■ **TASK INSTRUCTIONS**: Below are the records; reproduce all of them exactly but without any images.

■ **RECORDS PROVIDED**:
'''
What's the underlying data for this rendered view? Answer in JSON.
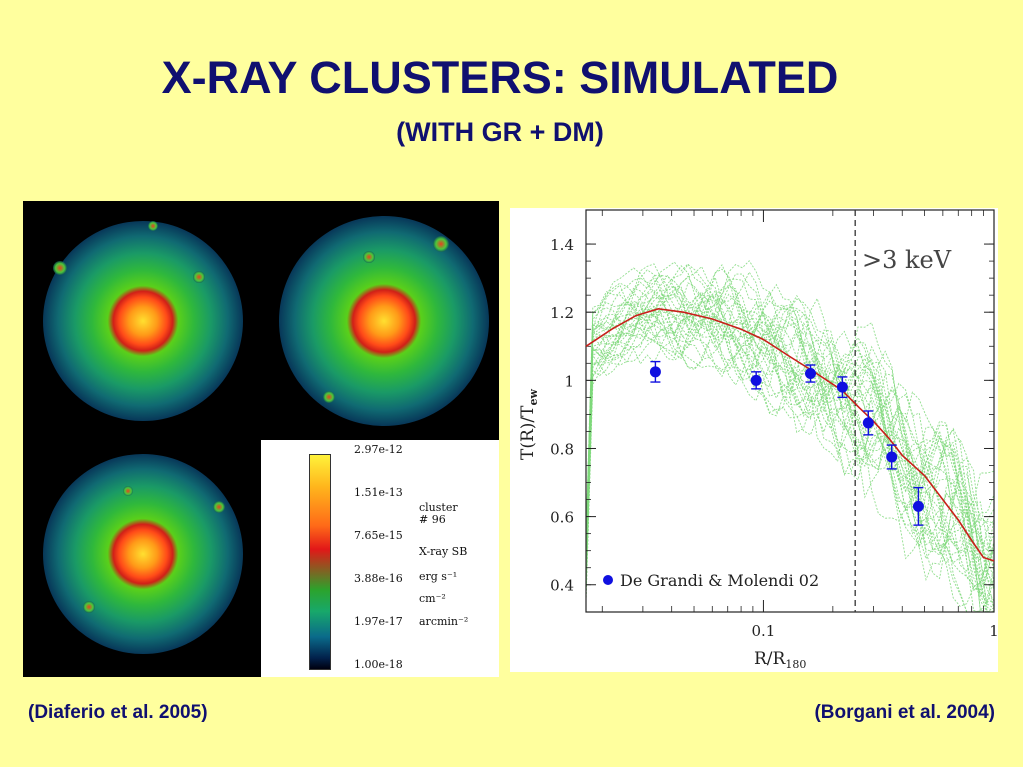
{
  "slide": {
    "title": "X-RAY CLUSTERS: SIMULATED",
    "subtitle": "(WITH GR + DM)",
    "caption_left": "(Diaferio et al. 2005)",
    "caption_right": "(Borgani et al. 2004)"
  },
  "colorbar": {
    "ticks": [
      "2.97e-12",
      "1.51e-13",
      "7.65e-15",
      "3.88e-16",
      "1.97e-17",
      "1.00e-18"
    ],
    "label_lines": [
      "cluster",
      "# 96",
      "X-ray SB",
      "erg s⁻¹",
      "cm⁻²",
      "arcmin⁻²"
    ]
  },
  "chart_data": {
    "type": "line",
    "xlabel_main": "R/R",
    "xlabel_sub": "180",
    "ylabel": "T(R)/T",
    "ylabel_sub": "ew",
    "xscale": "log",
    "xlim": [
      0.017,
      1.0
    ],
    "ylim": [
      0.32,
      1.5
    ],
    "x_ticks": [
      {
        "value": 0.1,
        "label": "0.1"
      },
      {
        "value": 1,
        "label": "1"
      }
    ],
    "y_ticks": [
      0.4,
      0.6,
      0.8,
      1,
      1.2,
      1.4
    ],
    "y_tick_labels": [
      "0.4",
      "0.6",
      "0.8",
      "1",
      "1.2",
      "1.4"
    ],
    "annotation": ">3 keV",
    "threshold_x": 0.25,
    "series": [
      {
        "role": "mean-profile",
        "color": "#c8201a",
        "x": [
          0.017,
          0.022,
          0.028,
          0.035,
          0.045,
          0.06,
          0.08,
          0.1,
          0.13,
          0.17,
          0.22,
          0.26,
          0.3,
          0.35,
          0.4,
          0.5,
          0.6,
          0.7,
          0.8,
          0.9,
          1.0
        ],
        "y": [
          1.1,
          1.15,
          1.19,
          1.21,
          1.2,
          1.18,
          1.15,
          1.12,
          1.07,
          1.02,
          0.97,
          0.92,
          0.88,
          0.83,
          0.78,
          0.72,
          0.65,
          0.59,
          0.53,
          0.48,
          0.47
        ]
      },
      {
        "name": "De Grandi & Molendi 02",
        "role": "observed-points",
        "color": "#1010e0",
        "points": [
          {
            "x": 0.034,
            "y": 1.025,
            "err": 0.03
          },
          {
            "x": 0.093,
            "y": 1.0,
            "err": 0.025
          },
          {
            "x": 0.16,
            "y": 1.02,
            "err": 0.025
          },
          {
            "x": 0.22,
            "y": 0.98,
            "err": 0.03
          },
          {
            "x": 0.285,
            "y": 0.875,
            "err": 0.035
          },
          {
            "x": 0.36,
            "y": 0.775,
            "err": 0.035
          },
          {
            "x": 0.47,
            "y": 0.63,
            "err": 0.055
          }
        ]
      }
    ],
    "simulated_profiles_color": "#7ed87a",
    "legend_position": "bottom-left"
  }
}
'''
■ **RESULT OF THIS TASK**:
What's the underlying data for this rendered view? Answer in JSON.
{
  "slide": {
    "title": "X-RAY CLUSTERS: SIMULATED",
    "subtitle": "(WITH GR + DM)",
    "caption_left": "(Diaferio et al. 2005)",
    "caption_right": "(Borgani et al. 2004)"
  },
  "colorbar": {
    "ticks": [
      "2.97e-12",
      "1.51e-13",
      "7.65e-15",
      "3.88e-16",
      "1.97e-17",
      "1.00e-18"
    ],
    "label_lines": [
      "cluster",
      "# 96",
      "X-ray SB",
      "erg s⁻¹",
      "cm⁻²",
      "arcmin⁻²"
    ]
  },
  "chart_data": {
    "type": "line",
    "xlabel_main": "R/R",
    "xlabel_sub": "180",
    "ylabel": "T(R)/T",
    "ylabel_sub": "ew",
    "xscale": "log",
    "xlim": [
      0.017,
      1.0
    ],
    "ylim": [
      0.32,
      1.5
    ],
    "x_ticks": [
      {
        "value": 0.1,
        "label": "0.1"
      },
      {
        "value": 1,
        "label": "1"
      }
    ],
    "y_ticks": [
      0.4,
      0.6,
      0.8,
      1,
      1.2,
      1.4
    ],
    "y_tick_labels": [
      "0.4",
      "0.6",
      "0.8",
      "1",
      "1.2",
      "1.4"
    ],
    "annotation": ">3 keV",
    "threshold_x": 0.25,
    "series": [
      {
        "role": "mean-profile",
        "color": "#c8201a",
        "x": [
          0.017,
          0.022,
          0.028,
          0.035,
          0.045,
          0.06,
          0.08,
          0.1,
          0.13,
          0.17,
          0.22,
          0.26,
          0.3,
          0.35,
          0.4,
          0.5,
          0.6,
          0.7,
          0.8,
          0.9,
          1.0
        ],
        "y": [
          1.1,
          1.15,
          1.19,
          1.21,
          1.2,
          1.18,
          1.15,
          1.12,
          1.07,
          1.02,
          0.97,
          0.92,
          0.88,
          0.83,
          0.78,
          0.72,
          0.65,
          0.59,
          0.53,
          0.48,
          0.47
        ]
      },
      {
        "name": "De Grandi & Molendi 02",
        "role": "observed-points",
        "color": "#1010e0",
        "points": [
          {
            "x": 0.034,
            "y": 1.025,
            "err": 0.03
          },
          {
            "x": 0.093,
            "y": 1.0,
            "err": 0.025
          },
          {
            "x": 0.16,
            "y": 1.02,
            "err": 0.025
          },
          {
            "x": 0.22,
            "y": 0.98,
            "err": 0.03
          },
          {
            "x": 0.285,
            "y": 0.875,
            "err": 0.035
          },
          {
            "x": 0.36,
            "y": 0.775,
            "err": 0.035
          },
          {
            "x": 0.47,
            "y": 0.63,
            "err": 0.055
          }
        ]
      }
    ],
    "simulated_profiles_color": "#7ed87a",
    "legend_position": "bottom-left"
  }
}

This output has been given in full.